--- Begin DATA PROVIDED ---
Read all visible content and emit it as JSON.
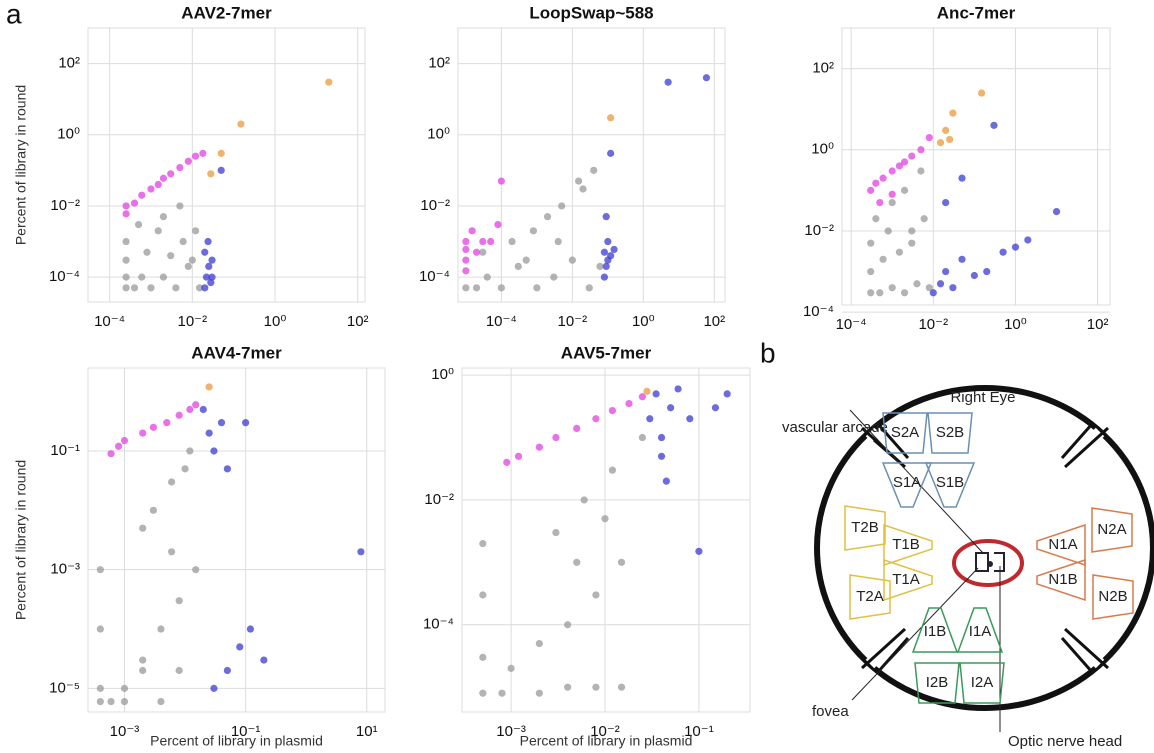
{
  "panel_a": "a",
  "chart_data": [
    {
      "type": "scatter",
      "title": "AAV2-7mer",
      "y_label": "Percent of library in round",
      "xscale": "log",
      "yscale": "log",
      "grid": true,
      "xlim": [
        3e-05,
        150
      ],
      "ylim": [
        2e-05,
        1000
      ],
      "xticks": [
        {
          "value": 0.0001,
          "label": "10⁻⁴"
        },
        {
          "value": 0.01,
          "label": "10⁻²"
        },
        {
          "value": 1,
          "label": "10⁰"
        },
        {
          "value": 100,
          "label": "10²"
        }
      ],
      "yticks": [
        {
          "value": 0.0001,
          "label": "10⁻⁴"
        },
        {
          "value": 0.01,
          "label": "10⁻²"
        },
        {
          "value": 1,
          "label": "10⁰"
        },
        {
          "value": 100,
          "label": "10²"
        }
      ],
      "series": [
        {
          "color": "#999999",
          "x": [
            0.00025,
            0.00025,
            0.00025,
            0.00025,
            0.0004,
            0.0006,
            0.001,
            0.002,
            0.004,
            0.008,
            0.015,
            0.0008,
            0.003,
            0.006,
            0.0015,
            0.01,
            0.0005,
            0.002,
            0.005,
            0.012
          ],
          "values": [
            5e-05,
            0.0001,
            0.0003,
            0.001,
            5e-05,
            0.0001,
            5e-05,
            0.0001,
            5e-05,
            0.0002,
            5e-05,
            0.0005,
            0.0004,
            0.001,
            0.002,
            0.0003,
            0.003,
            0.005,
            0.01,
            0.002
          ]
        },
        {
          "color": "#e040e0",
          "x": [
            0.00025,
            0.00025,
            0.0004,
            0.0006,
            0.001,
            0.0015,
            0.002,
            0.003,
            0.005,
            0.008,
            0.012,
            0.018
          ],
          "values": [
            0.006,
            0.01,
            0.012,
            0.02,
            0.03,
            0.04,
            0.06,
            0.08,
            0.12,
            0.18,
            0.25,
            0.3
          ]
        },
        {
          "color": "#3b3bd0",
          "x": [
            0.02,
            0.022,
            0.025,
            0.03,
            0.02,
            0.028,
            0.024,
            0.03,
            0.05
          ],
          "values": [
            5e-05,
            0.0001,
            0.0002,
            0.0001,
            0.0005,
            7e-05,
            0.001,
            0.0003,
            0.1
          ]
        },
        {
          "color": "#e89a3c",
          "x": [
            20,
            0.15,
            0.05,
            0.028
          ],
          "values": [
            30,
            2,
            0.3,
            0.08
          ]
        }
      ]
    },
    {
      "type": "scatter",
      "title": "LoopSwap~588",
      "xscale": "log",
      "yscale": "log",
      "grid": true,
      "xlim": [
        6e-06,
        200
      ],
      "ylim": [
        2e-05,
        1000
      ],
      "xticks": [
        {
          "value": 0.0001,
          "label": "10⁻⁴"
        },
        {
          "value": 0.01,
          "label": "10⁻²"
        },
        {
          "value": 1,
          "label": "10⁰"
        },
        {
          "value": 100,
          "label": "10²"
        }
      ],
      "yticks": [
        {
          "value": 0.0001,
          "label": "10⁻⁴"
        },
        {
          "value": 0.01,
          "label": "10⁻²"
        },
        {
          "value": 1,
          "label": "10⁰"
        },
        {
          "value": 100,
          "label": "10²"
        }
      ],
      "series": [
        {
          "color": "#999999",
          "x": [
            1e-05,
            2e-05,
            4e-05,
            0.0001,
            0.0003,
            0.001,
            0.003,
            0.01,
            0.03,
            0.06,
            3e-05,
            0.0002,
            0.0008,
            0.002,
            0.005,
            0.02,
            0.0005,
            0.004,
            0.015,
            0.04
          ],
          "values": [
            5e-05,
            5e-05,
            0.0001,
            5e-05,
            0.0002,
            5e-05,
            0.0001,
            0.0003,
            5e-05,
            0.0002,
            0.0005,
            0.001,
            0.002,
            0.005,
            0.01,
            0.03,
            0.0003,
            0.001,
            0.05,
            0.1
          ]
        },
        {
          "color": "#e040e0",
          "x": [
            1e-05,
            1e-05,
            1e-05,
            1e-05,
            1.5e-05,
            2e-05,
            3e-05,
            5e-05,
            8e-05,
            0.0001
          ],
          "values": [
            0.00015,
            0.0003,
            0.0006,
            0.001,
            0.002,
            0.0005,
            0.001,
            0.001,
            0.003,
            0.05
          ]
        },
        {
          "color": "#3b3bd0",
          "x": [
            0.08,
            0.09,
            0.1,
            0.08,
            0.12,
            0.1,
            0.09,
            0.15,
            0.12,
            5,
            60
          ],
          "values": [
            0.0001,
            0.0002,
            0.0003,
            0.0005,
            0.0004,
            0.001,
            0.005,
            0.0006,
            0.3,
            30,
            40
          ]
        },
        {
          "color": "#e89a3c",
          "x": [
            0.12
          ],
          "values": [
            3
          ]
        }
      ]
    },
    {
      "type": "scatter",
      "title": "Anc-7mer",
      "xscale": "log",
      "yscale": "log",
      "grid": true,
      "xlim": [
        6e-05,
        200
      ],
      "ylim": [
        0.00015,
        1000
      ],
      "xticks": [
        {
          "value": 0.0001,
          "label": "10⁻⁴"
        },
        {
          "value": 0.01,
          "label": "10⁻²"
        },
        {
          "value": 1,
          "label": "10⁰"
        },
        {
          "value": 100,
          "label": "10²"
        }
      ],
      "yticks": [
        {
          "value": 0.0001,
          "label": "10⁻⁴"
        },
        {
          "value": 0.01,
          "label": "10⁻²"
        },
        {
          "value": 1,
          "label": "10⁰"
        },
        {
          "value": 100,
          "label": "10²"
        }
      ],
      "series": [
        {
          "color": "#999999",
          "x": [
            0.0003,
            0.0003,
            0.0003,
            0.0005,
            0.001,
            0.002,
            0.004,
            0.008,
            0.0006,
            0.0015,
            0.003,
            0.006,
            0.0004,
            0.001,
            0.002,
            0.005,
            0.0008,
            0.003
          ],
          "values": [
            0.0003,
            0.001,
            0.005,
            0.0003,
            0.0004,
            0.0003,
            0.0005,
            0.0004,
            0.002,
            0.003,
            0.01,
            0.02,
            0.02,
            0.05,
            0.1,
            0.3,
            0.01,
            0.005
          ]
        },
        {
          "color": "#e040e0",
          "x": [
            0.0003,
            0.0004,
            0.0006,
            0.001,
            0.0015,
            0.002,
            0.003,
            0.005,
            0.008,
            0.0005,
            0.001
          ],
          "values": [
            0.1,
            0.15,
            0.2,
            0.3,
            0.4,
            0.5,
            0.7,
            1,
            2,
            0.05,
            0.08
          ]
        },
        {
          "color": "#3b3bd0",
          "x": [
            0.01,
            0.015,
            0.02,
            0.03,
            0.05,
            0.1,
            0.2,
            0.5,
            1,
            2,
            10,
            0.02,
            0.05,
            0.3
          ],
          "values": [
            0.0003,
            0.0005,
            0.001,
            0.0004,
            0.002,
            0.0008,
            0.001,
            0.003,
            0.004,
            0.006,
            0.03,
            0.05,
            0.2,
            4
          ]
        },
        {
          "color": "#e89a3c",
          "x": [
            0.15,
            0.03,
            0.02,
            0.015,
            0.025
          ],
          "values": [
            25,
            8,
            3,
            1.5,
            1.8
          ]
        }
      ]
    },
    {
      "type": "scatter",
      "title": "AAV4-7mer",
      "x_label": "Percent of library in plasmid",
      "y_label": "Percent of library in round",
      "xscale": "log",
      "yscale": "log",
      "grid": true,
      "xlim": [
        0.00025,
        20
      ],
      "ylim": [
        4e-06,
        2.5
      ],
      "xticks": [
        {
          "value": 0.001,
          "label": "10⁻³"
        },
        {
          "value": 0.1,
          "label": "10⁻¹"
        },
        {
          "value": 10,
          "label": "10¹"
        }
      ],
      "yticks": [
        {
          "value": 1e-05,
          "label": "10⁻⁵"
        },
        {
          "value": 0.001,
          "label": "10⁻³"
        },
        {
          "value": 0.1,
          "label": "10⁻¹"
        }
      ],
      "series": [
        {
          "color": "#999999",
          "x": [
            0.0004,
            0.0004,
            0.0004,
            0.0004,
            0.0006,
            0.001,
            0.002,
            0.004,
            0.008,
            0.015,
            0.001,
            0.002,
            0.004,
            0.008,
            0.003,
            0.006,
            0.012,
            0.002,
            0.006,
            0.01
          ],
          "values": [
            6e-06,
            1e-05,
            0.0001,
            0.001,
            6e-06,
            1e-05,
            3e-05,
            0.0001,
            0.0003,
            0.001,
            6e-06,
            2e-05,
            6e-06,
            2e-05,
            0.01,
            0.03,
            0.1,
            0.005,
            0.002,
            0.05
          ]
        },
        {
          "color": "#e040e0",
          "x": [
            0.0006,
            0.0008,
            0.001,
            0.002,
            0.003,
            0.005,
            0.008,
            0.012,
            0.015
          ],
          "values": [
            0.09,
            0.12,
            0.15,
            0.2,
            0.25,
            0.3,
            0.4,
            0.5,
            0.6
          ]
        },
        {
          "color": "#3b3bd0",
          "x": [
            0.02,
            0.025,
            0.03,
            0.04,
            0.05,
            0.08,
            0.12,
            0.2,
            0.03,
            0.05,
            0.1,
            8
          ],
          "values": [
            0.5,
            0.2,
            0.1,
            0.3,
            2e-05,
            5e-05,
            0.0001,
            3e-05,
            1e-05,
            0.05,
            0.3,
            0.002
          ]
        },
        {
          "color": "#e89a3c",
          "x": [
            0.025
          ],
          "values": [
            1.2
          ]
        }
      ]
    },
    {
      "type": "scatter",
      "title": "AAV5-7mer",
      "x_label": "Percent of library in plasmid",
      "xscale": "log",
      "yscale": "log",
      "grid": true,
      "xlim": [
        0.0003,
        0.35
      ],
      "ylim": [
        4e-06,
        1.3
      ],
      "xticks": [
        {
          "value": 0.001,
          "label": "10⁻³"
        },
        {
          "value": 0.01,
          "label": "10⁻²"
        },
        {
          "value": 0.1,
          "label": "10⁻¹"
        }
      ],
      "yticks": [
        {
          "value": 0.0001,
          "label": "10⁻⁴"
        },
        {
          "value": 0.01,
          "label": "10⁻²"
        },
        {
          "value": 1,
          "label": "10⁰"
        }
      ],
      "series": [
        {
          "color": "#999999",
          "x": [
            0.0005,
            0.0005,
            0.0005,
            0.0005,
            0.0008,
            0.001,
            0.002,
            0.004,
            0.008,
            0.015,
            0.002,
            0.004,
            0.008,
            0.015,
            0.003,
            0.006,
            0.012,
            0.025,
            0.005,
            0.01
          ],
          "values": [
            8e-06,
            3e-05,
            0.0003,
            0.002,
            8e-06,
            2e-05,
            5e-05,
            0.0001,
            0.0003,
            0.001,
            8e-06,
            1e-05,
            1e-05,
            1e-05,
            0.003,
            0.01,
            0.03,
            0.1,
            0.001,
            0.005
          ]
        },
        {
          "color": "#e040e0",
          "x": [
            0.0009,
            0.0012,
            0.002,
            0.003,
            0.005,
            0.008,
            0.012,
            0.018,
            0.025
          ],
          "values": [
            0.04,
            0.05,
            0.07,
            0.1,
            0.14,
            0.2,
            0.27,
            0.35,
            0.45
          ]
        },
        {
          "color": "#3b3bd0",
          "x": [
            0.03,
            0.035,
            0.04,
            0.05,
            0.04,
            0.06,
            0.08,
            0.1,
            0.15,
            0.2,
            0.045
          ],
          "values": [
            0.2,
            0.5,
            0.1,
            0.3,
            0.05,
            0.6,
            0.2,
            0.0015,
            0.3,
            0.5,
            0.02
          ]
        },
        {
          "color": "#e89a3c",
          "x": [
            0.028
          ],
          "values": [
            0.55
          ]
        }
      ]
    }
  ],
  "diagram": {
    "panel_label": "b",
    "title": "Right Eye",
    "annotations": [
      "vascular arcade",
      "fovea",
      "Optic nerve head"
    ],
    "sectors": [
      "S2A",
      "S2B",
      "S1A",
      "S1B",
      "T2B",
      "T1B",
      "T1A",
      "T2A",
      "N1A",
      "N2A",
      "N1B",
      "N2B",
      "I1B",
      "I1A",
      "I2B",
      "I2A"
    ]
  }
}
--- End DATA PROVIDED ---
:: SET EXERCISE ::
Say the number of lines in the listing that hold "title", with no added words.

:: COMPLETE ANSWER ::
6